■ **AIM**
Here are some records; copy every line that holds the word "pooling".

■ **RAW DATA**
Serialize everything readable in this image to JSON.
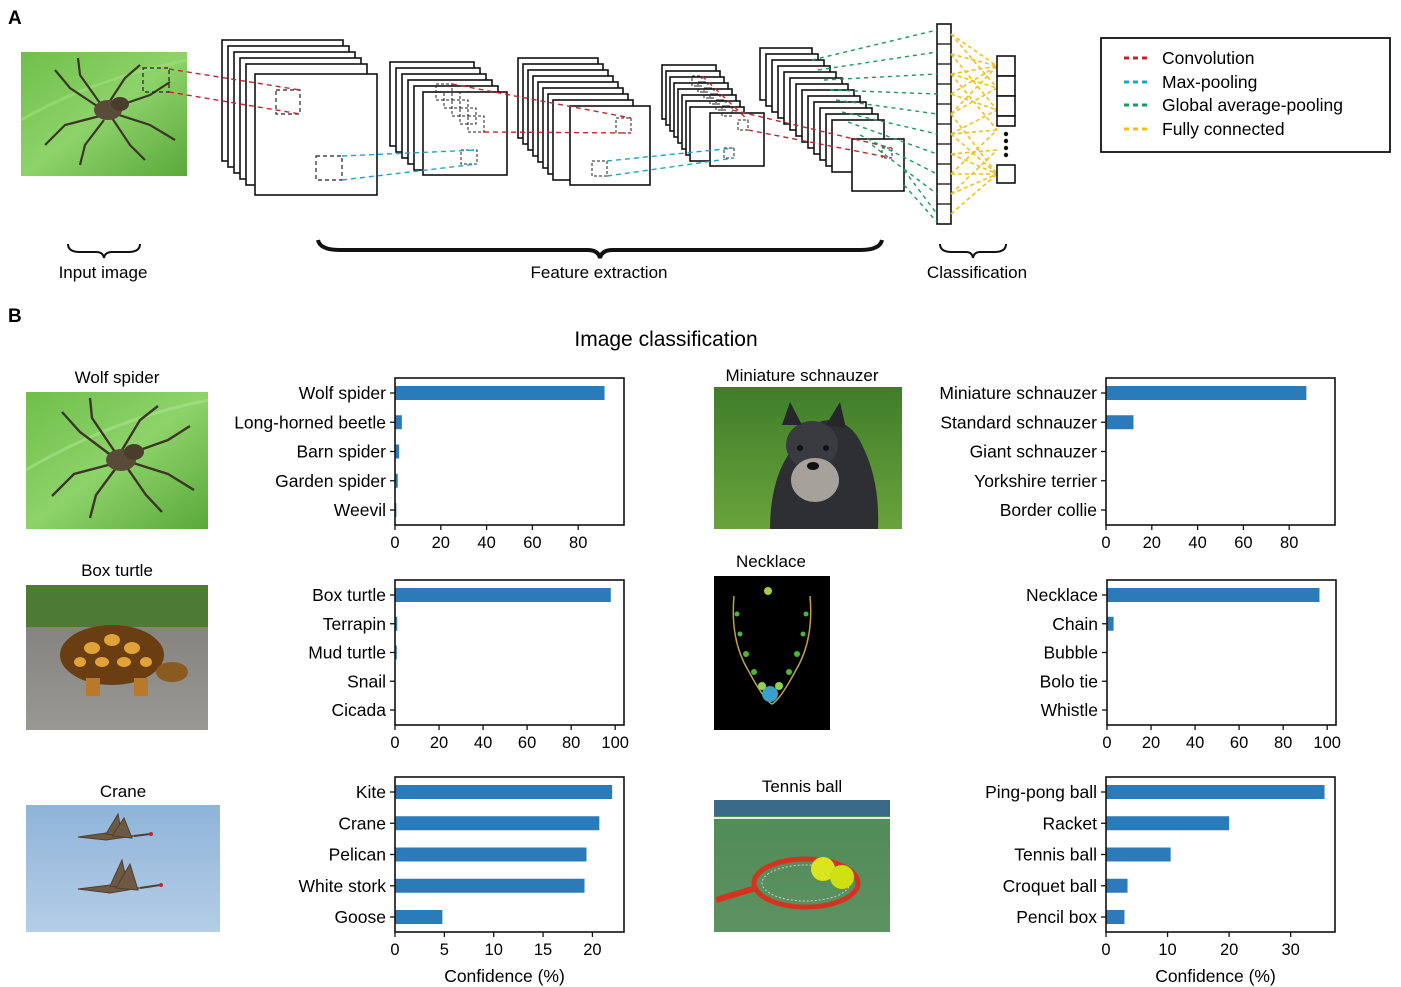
{
  "panel_a": {
    "letter": "A",
    "stage_labels": {
      "input": "Input image",
      "features": "Feature extraction",
      "classification": "Classification"
    },
    "legend": [
      {
        "label": "Convolution",
        "color": "#c0272d"
      },
      {
        "label": "Max-pooling",
        "color": "#1ba6c7"
      },
      {
        "label": "Global average-pooling",
        "color": "#1a9a5c"
      },
      {
        "label": "Fully connected",
        "color": "#f5bf1a"
      }
    ]
  },
  "panel_b": {
    "letter": "B",
    "title": "Image classification",
    "bar_color": "#2b7bba",
    "x_axis_label": "Confidence (%)"
  },
  "chart_data": [
    {
      "type": "bar",
      "orientation": "horizontal",
      "image_label": "Wolf spider",
      "categories": [
        "Wolf spider",
        "Long-horned beetle",
        "Barn spider",
        "Garden spider",
        "Weevil"
      ],
      "values": [
        91.5,
        3.0,
        1.8,
        1.2,
        0.6
      ],
      "xlim": [
        0,
        100
      ],
      "xticks": [
        0,
        20,
        40,
        60,
        80
      ],
      "xlabel": ""
    },
    {
      "type": "bar",
      "orientation": "horizontal",
      "image_label": "Miniature schnauzer",
      "categories": [
        "Miniature schnauzer",
        "Standard schnauzer",
        "Giant schnauzer",
        "Yorkshire terrier",
        "Border collie"
      ],
      "values": [
        87.5,
        12.0,
        0.2,
        0.1,
        0.1
      ],
      "xlim": [
        0,
        100
      ],
      "xticks": [
        0,
        20,
        40,
        60,
        80
      ],
      "xlabel": ""
    },
    {
      "type": "bar",
      "orientation": "horizontal",
      "image_label": "Box turtle",
      "categories": [
        "Box turtle",
        "Terrapin",
        "Mud turtle",
        "Snail",
        "Cicada"
      ],
      "values": [
        98.0,
        1.0,
        0.8,
        0.1,
        0.1
      ],
      "xlim": [
        0,
        104
      ],
      "xticks": [
        0,
        20,
        40,
        60,
        80,
        100
      ],
      "xlabel": ""
    },
    {
      "type": "bar",
      "orientation": "horizontal",
      "image_label": "Necklace",
      "categories": [
        "Necklace",
        "Chain",
        "Bubble",
        "Bolo tie",
        "Whistle"
      ],
      "values": [
        96.5,
        3.0,
        0.1,
        0.1,
        0.1
      ],
      "xlim": [
        0,
        104
      ],
      "xticks": [
        0,
        20,
        40,
        60,
        80,
        100
      ],
      "xlabel": ""
    },
    {
      "type": "bar",
      "orientation": "horizontal",
      "image_label": "Crane",
      "categories": [
        "Kite",
        "Crane",
        "Pelican",
        "White stork",
        "Goose"
      ],
      "values": [
        22.0,
        20.7,
        19.4,
        19.2,
        4.8
      ],
      "xlim": [
        0,
        23.2
      ],
      "xticks": [
        0,
        5,
        10,
        15,
        20
      ],
      "xlabel": "Confidence (%)"
    },
    {
      "type": "bar",
      "orientation": "horizontal",
      "image_label": "Tennis ball",
      "categories": [
        "Ping-pong ball",
        "Racket",
        "Tennis ball",
        "Croquet ball",
        "Pencil box"
      ],
      "values": [
        35.5,
        20.0,
        10.5,
        3.5,
        3.0
      ],
      "xlim": [
        0,
        37.2
      ],
      "xticks": [
        0,
        10,
        20,
        30
      ],
      "xlabel": "Confidence (%)"
    }
  ]
}
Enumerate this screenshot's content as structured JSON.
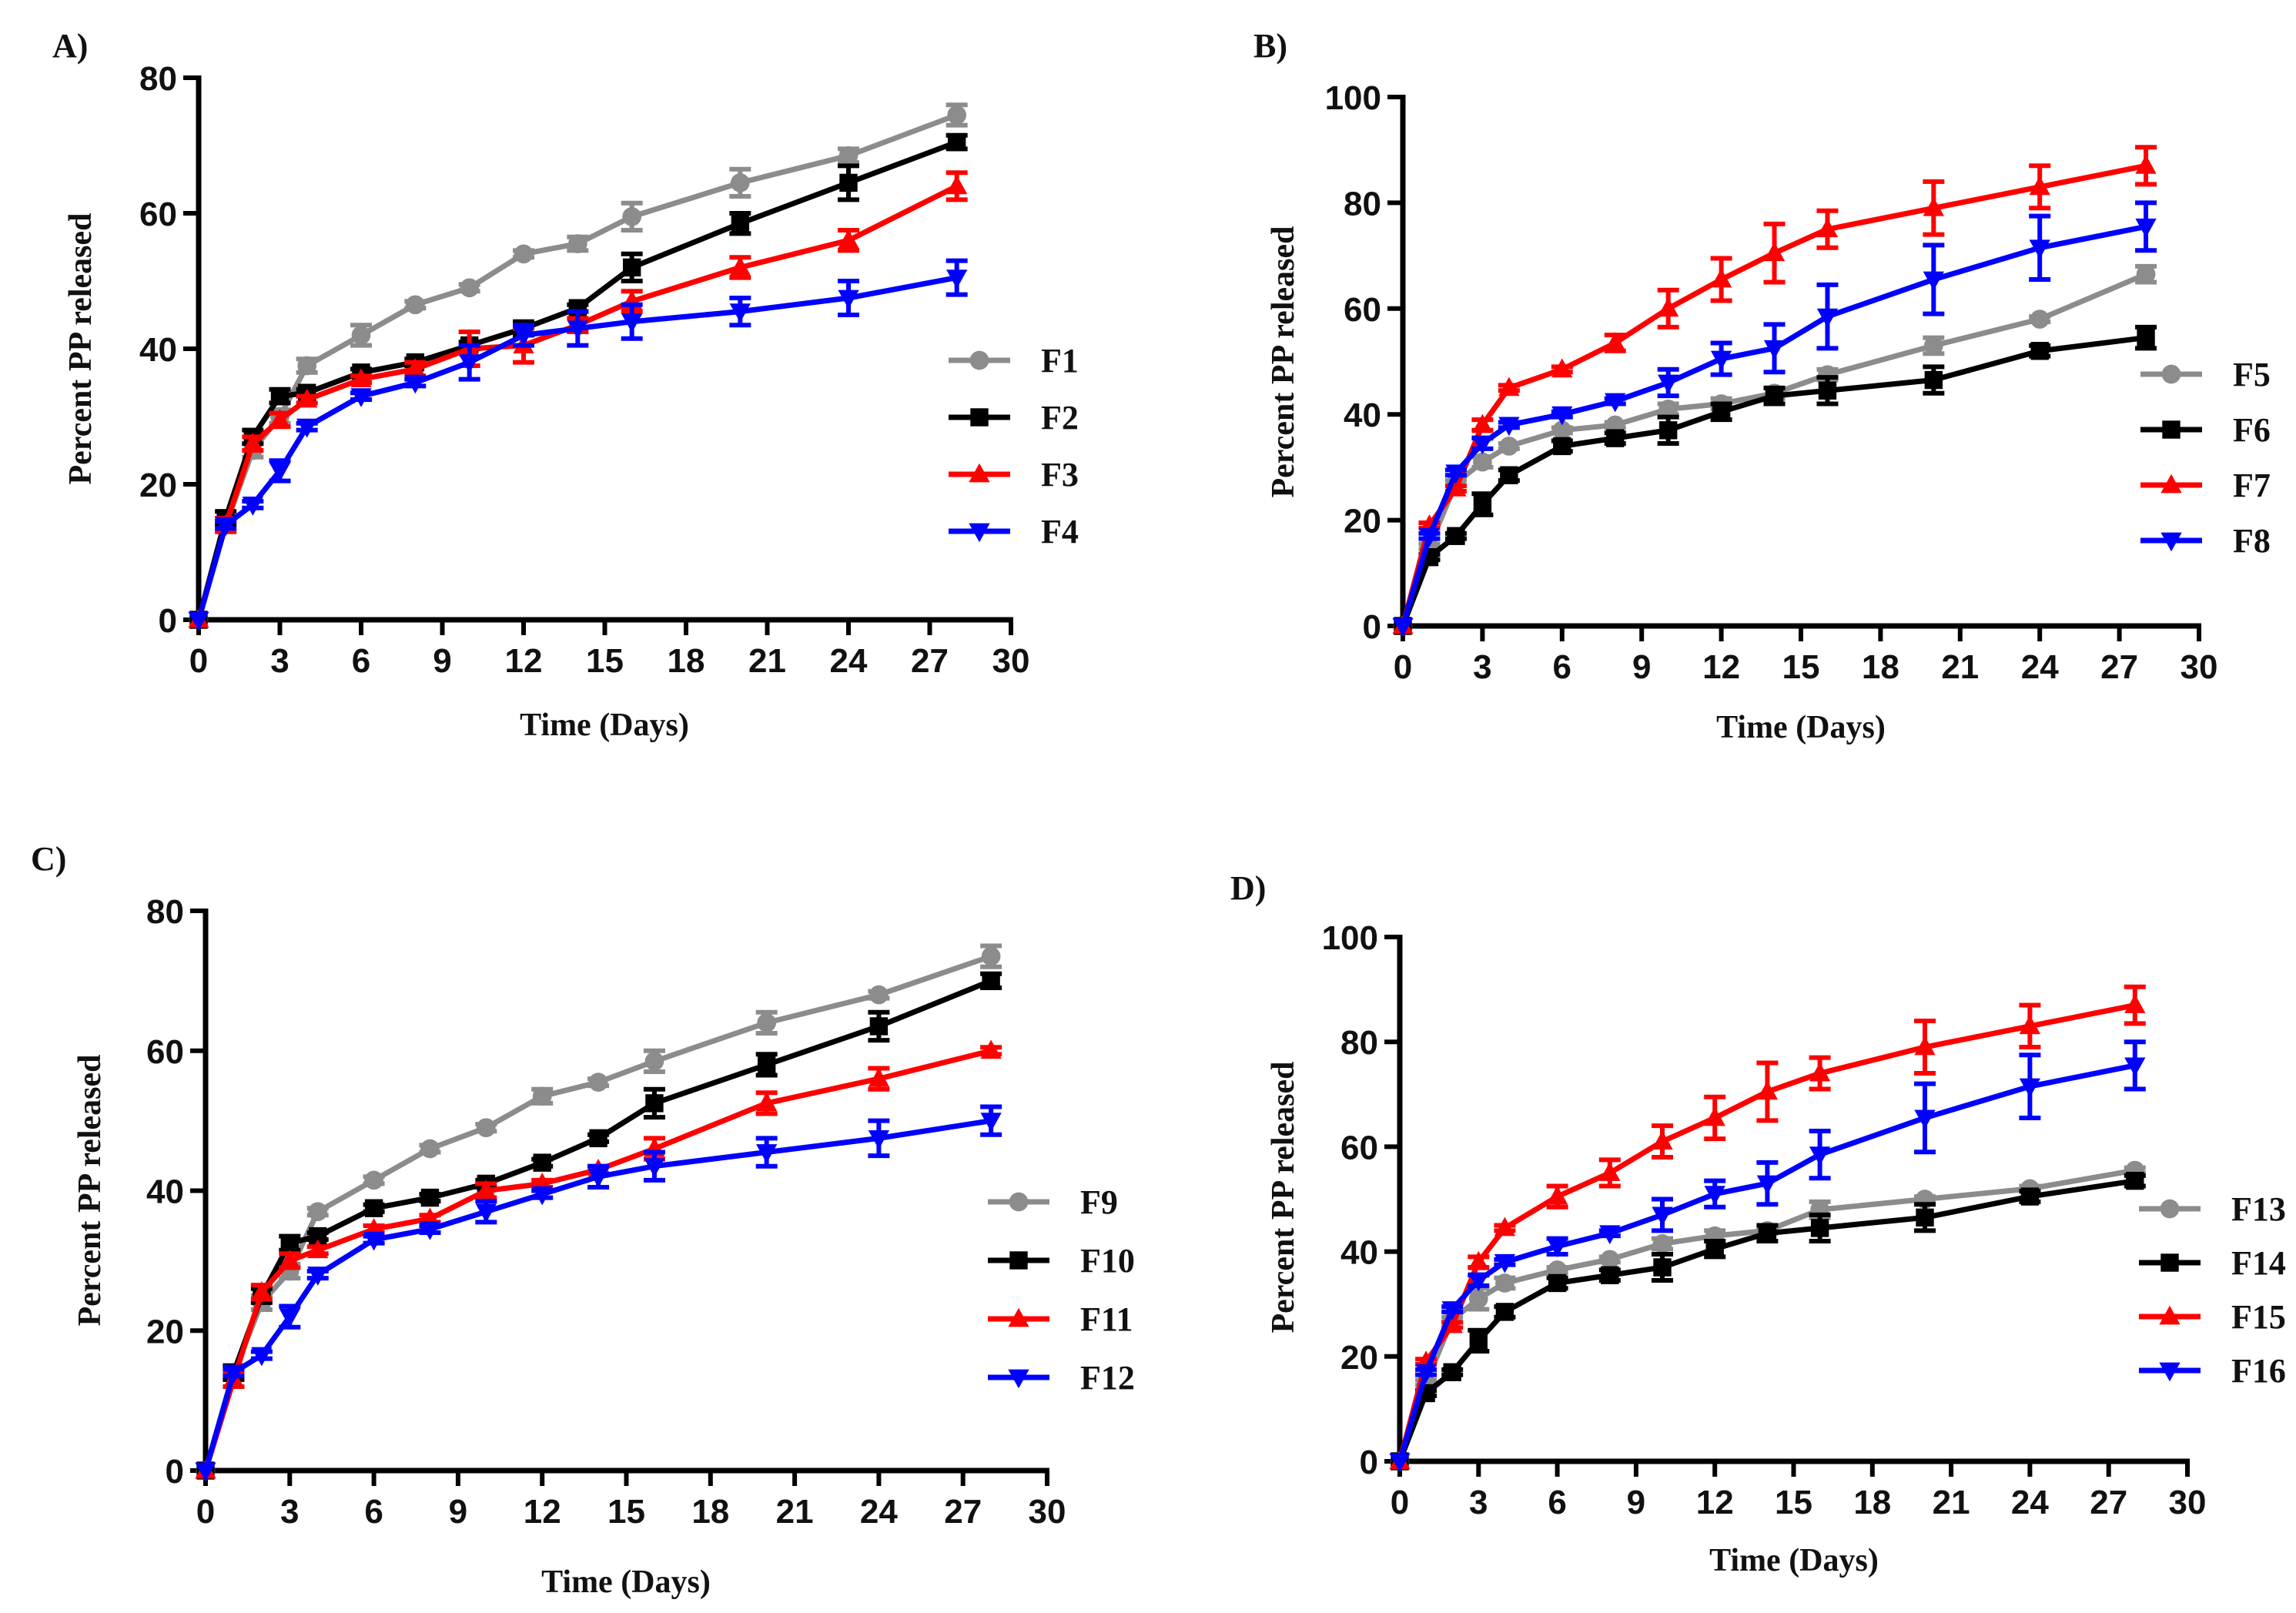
{
  "chart_data": [
    {
      "type": "line",
      "panel_label": "A)",
      "xlabel": "Time (Days)",
      "ylabel": "Percent PP released",
      "xlim": [
        0,
        30
      ],
      "ylim": [
        0,
        80
      ],
      "xticks": [
        0,
        3,
        6,
        9,
        12,
        15,
        18,
        21,
        24,
        27,
        30
      ],
      "yticks": [
        0,
        20,
        40,
        60,
        80
      ],
      "legend_position": "right",
      "x": [
        0,
        1,
        2,
        3,
        4,
        6,
        8,
        10,
        12,
        14,
        16,
        20,
        24,
        28
      ],
      "series": [
        {
          "name": "F1",
          "color": "#8c8c8c",
          "marker": "circle",
          "values": [
            0,
            14,
            25,
            30,
            37.5,
            42,
            46.5,
            49,
            54,
            55.5,
            59.5,
            64.5,
            68.5,
            74.5
          ],
          "error": [
            0,
            1,
            1,
            1,
            1,
            1.5,
            0.5,
            0.5,
            0.5,
            1,
            2,
            2,
            1,
            1.5
          ]
        },
        {
          "name": "F2",
          "color": "#000000",
          "marker": "square",
          "values": [
            0,
            15,
            27,
            33,
            33.5,
            36.5,
            38,
            40.5,
            43,
            46,
            52,
            58.5,
            64.5,
            70.5
          ],
          "error": [
            0,
            1,
            1,
            1,
            0.5,
            0.5,
            0.5,
            0.5,
            1,
            0.5,
            2,
            1.5,
            2.5,
            1
          ]
        },
        {
          "name": "F3",
          "color": "#ff0000",
          "marker": "triangle-up",
          "values": [
            0,
            14,
            26,
            29.5,
            32.5,
            35.5,
            37,
            40,
            40.5,
            43.5,
            47,
            52,
            56,
            64
          ],
          "error": [
            0,
            1,
            1,
            1,
            0.5,
            0.5,
            1,
            2.5,
            2.5,
            1,
            1.5,
            1.5,
            1.5,
            2
          ]
        },
        {
          "name": "F4",
          "color": "#0000ff",
          "marker": "triangle-down",
          "values": [
            0,
            14,
            17,
            22,
            28.5,
            33,
            35,
            38,
            42,
            43,
            44,
            45.5,
            47.5,
            50.5
          ],
          "error": [
            0,
            0.5,
            0.5,
            1.5,
            0.5,
            0.5,
            0.5,
            2.5,
            1.5,
            2.5,
            2.5,
            2,
            2.5,
            2.5
          ]
        }
      ]
    },
    {
      "type": "line",
      "panel_label": "B)",
      "xlabel": "Time (Days)",
      "ylabel": "Percent PP released",
      "xlim": [
        0,
        30
      ],
      "ylim": [
        0,
        100
      ],
      "xticks": [
        0,
        3,
        6,
        9,
        12,
        15,
        18,
        21,
        24,
        27,
        30
      ],
      "yticks": [
        0,
        20,
        40,
        60,
        80,
        100
      ],
      "legend_position": "right",
      "x": [
        0,
        1,
        2,
        3,
        4,
        6,
        8,
        10,
        12,
        14,
        16,
        20,
        24,
        28
      ],
      "series": [
        {
          "name": "F5",
          "color": "#8c8c8c",
          "marker": "circle",
          "values": [
            0,
            15,
            27,
            31,
            34,
            37,
            38,
            41,
            42,
            44,
            47.5,
            53,
            58,
            66.5
          ],
          "error": [
            0,
            0.5,
            0.5,
            1,
            0.5,
            0.5,
            0.5,
            1,
            1,
            1,
            1,
            1.5,
            0.5,
            1.5
          ]
        },
        {
          "name": "F6",
          "color": "#000000",
          "marker": "square",
          "values": [
            0,
            13,
            17,
            23,
            28.5,
            34,
            35.5,
            37,
            40.5,
            43.5,
            44.5,
            46.5,
            52,
            54.5
          ],
          "error": [
            0,
            0.5,
            0.5,
            2,
            1,
            1,
            1,
            2.5,
            1.5,
            1.5,
            2.5,
            2.5,
            1,
            2
          ]
        },
        {
          "name": "F7",
          "color": "#ff0000",
          "marker": "triangle-up",
          "values": [
            0,
            19,
            26,
            38,
            45,
            48.5,
            53.5,
            60,
            65.5,
            70.5,
            75,
            79,
            83,
            87
          ],
          "error": [
            0,
            0.5,
            0.5,
            1,
            0.5,
            0.5,
            1.5,
            3.5,
            4,
            5.5,
            3.5,
            5,
            4,
            3.5
          ]
        },
        {
          "name": "F8",
          "color": "#0000ff",
          "marker": "triangle-down",
          "values": [
            0,
            17,
            29,
            34.5,
            38,
            40,
            42.5,
            46,
            50.5,
            52.5,
            58.5,
            65.5,
            71.5,
            75.5
          ],
          "error": [
            0,
            0.5,
            0.5,
            1,
            0.5,
            0.5,
            0.5,
            2.5,
            3,
            4.5,
            6,
            6.5,
            6,
            4.5
          ]
        }
      ]
    },
    {
      "type": "line",
      "panel_label": "C)",
      "xlabel": "Time (Days)",
      "ylabel": "Percent PP released",
      "xlim": [
        0,
        30
      ],
      "ylim": [
        0,
        80
      ],
      "xticks": [
        0,
        3,
        6,
        9,
        12,
        15,
        18,
        21,
        24,
        27,
        30
      ],
      "yticks": [
        0,
        20,
        40,
        60,
        80
      ],
      "legend_position": "right",
      "x": [
        0,
        1,
        2,
        3,
        4,
        6,
        8,
        10,
        12,
        14,
        16,
        20,
        24,
        28
      ],
      "series": [
        {
          "name": "F9",
          "color": "#8c8c8c",
          "marker": "circle",
          "values": [
            0,
            14,
            24,
            28.5,
            37,
            41.5,
            46,
            49,
            53.5,
            55.5,
            58.5,
            64,
            68,
            73.5
          ],
          "error": [
            0,
            1,
            1,
            1,
            0.5,
            0.5,
            0.5,
            0.5,
            1,
            0.5,
            1.5,
            1.5,
            0.5,
            1.5
          ]
        },
        {
          "name": "F10",
          "color": "#000000",
          "marker": "square",
          "values": [
            0,
            14,
            25,
            32.5,
            33.5,
            37.5,
            39,
            41,
            44,
            47.5,
            52.5,
            58,
            63.5,
            70
          ],
          "error": [
            0,
            1,
            1,
            1,
            0.5,
            0.5,
            0.5,
            0.5,
            0.5,
            0.5,
            2,
            1.5,
            2,
            1
          ]
        },
        {
          "name": "F11",
          "color": "#ff0000",
          "marker": "triangle-up",
          "values": [
            0,
            13,
            25.5,
            30,
            31.5,
            34.5,
            36,
            40,
            41,
            43,
            46,
            52.5,
            56,
            60
          ],
          "error": [
            0,
            1,
            1,
            1,
            0.5,
            0.5,
            0.5,
            1,
            0.5,
            0.5,
            1.5,
            1.5,
            1.5,
            0.5
          ]
        },
        {
          "name": "F12",
          "color": "#0000ff",
          "marker": "triangle-down",
          "values": [
            0,
            14,
            16.5,
            22,
            28,
            33,
            34.5,
            37,
            39.5,
            42,
            43.5,
            45.5,
            47.5,
            50
          ],
          "error": [
            0,
            0.5,
            0.5,
            1.5,
            0.5,
            0.5,
            0.5,
            1.5,
            0.5,
            1.5,
            2,
            2,
            2.5,
            2
          ]
        }
      ]
    },
    {
      "type": "line",
      "panel_label": "D)",
      "xlabel": "Time (Days)",
      "ylabel": "Percent PP released",
      "xlim": [
        0,
        30
      ],
      "ylim": [
        0,
        100
      ],
      "xticks": [
        0,
        3,
        6,
        9,
        12,
        15,
        18,
        21,
        24,
        27,
        30
      ],
      "yticks": [
        0,
        20,
        40,
        60,
        80,
        100
      ],
      "legend_position": "right",
      "x": [
        0,
        1,
        2,
        3,
        4,
        6,
        8,
        10,
        12,
        14,
        16,
        20,
        24,
        28
      ],
      "series": [
        {
          "name": "F13",
          "color": "#8c8c8c",
          "marker": "circle",
          "values": [
            0,
            15,
            27,
            31,
            34,
            36.5,
            38.5,
            41.5,
            43,
            44,
            48,
            50,
            52,
            55.5
          ],
          "error": [
            0,
            0.5,
            0.5,
            2,
            1,
            0.5,
            0.5,
            1,
            1,
            0.5,
            1.5,
            0.5,
            0.5,
            0.5
          ]
        },
        {
          "name": "F14",
          "color": "#000000",
          "marker": "square",
          "values": [
            0,
            13,
            17,
            23,
            28.5,
            34,
            35.5,
            37,
            40.5,
            43.5,
            44.5,
            46.5,
            50.5,
            53.5
          ],
          "error": [
            0,
            0.5,
            0.5,
            2,
            1,
            1,
            1,
            2.5,
            1.5,
            1.5,
            2.5,
            2.5,
            1,
            1
          ]
        },
        {
          "name": "F15",
          "color": "#ff0000",
          "marker": "triangle-up",
          "values": [
            0,
            19,
            26,
            38,
            44.5,
            50.5,
            55,
            61,
            65.5,
            70.5,
            74,
            79,
            83,
            87
          ],
          "error": [
            0,
            0.5,
            0.5,
            1,
            0.5,
            2,
            2.5,
            3,
            4,
            5.5,
            3,
            5,
            4,
            3.5
          ]
        },
        {
          "name": "F16",
          "color": "#0000ff",
          "marker": "triangle-down",
          "values": [
            0,
            17,
            29,
            34.5,
            38,
            41,
            43.5,
            47,
            51,
            53,
            58.5,
            65.5,
            71.5,
            75.5
          ],
          "error": [
            0,
            0.5,
            0.5,
            1,
            0.5,
            1.5,
            0.5,
            3,
            2.5,
            4,
            4.5,
            6.5,
            6,
            4.5
          ]
        }
      ]
    }
  ]
}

■ **RESPONSE BELOW**
        "label": "Max-pooling",
        "label": "Global average-pooling",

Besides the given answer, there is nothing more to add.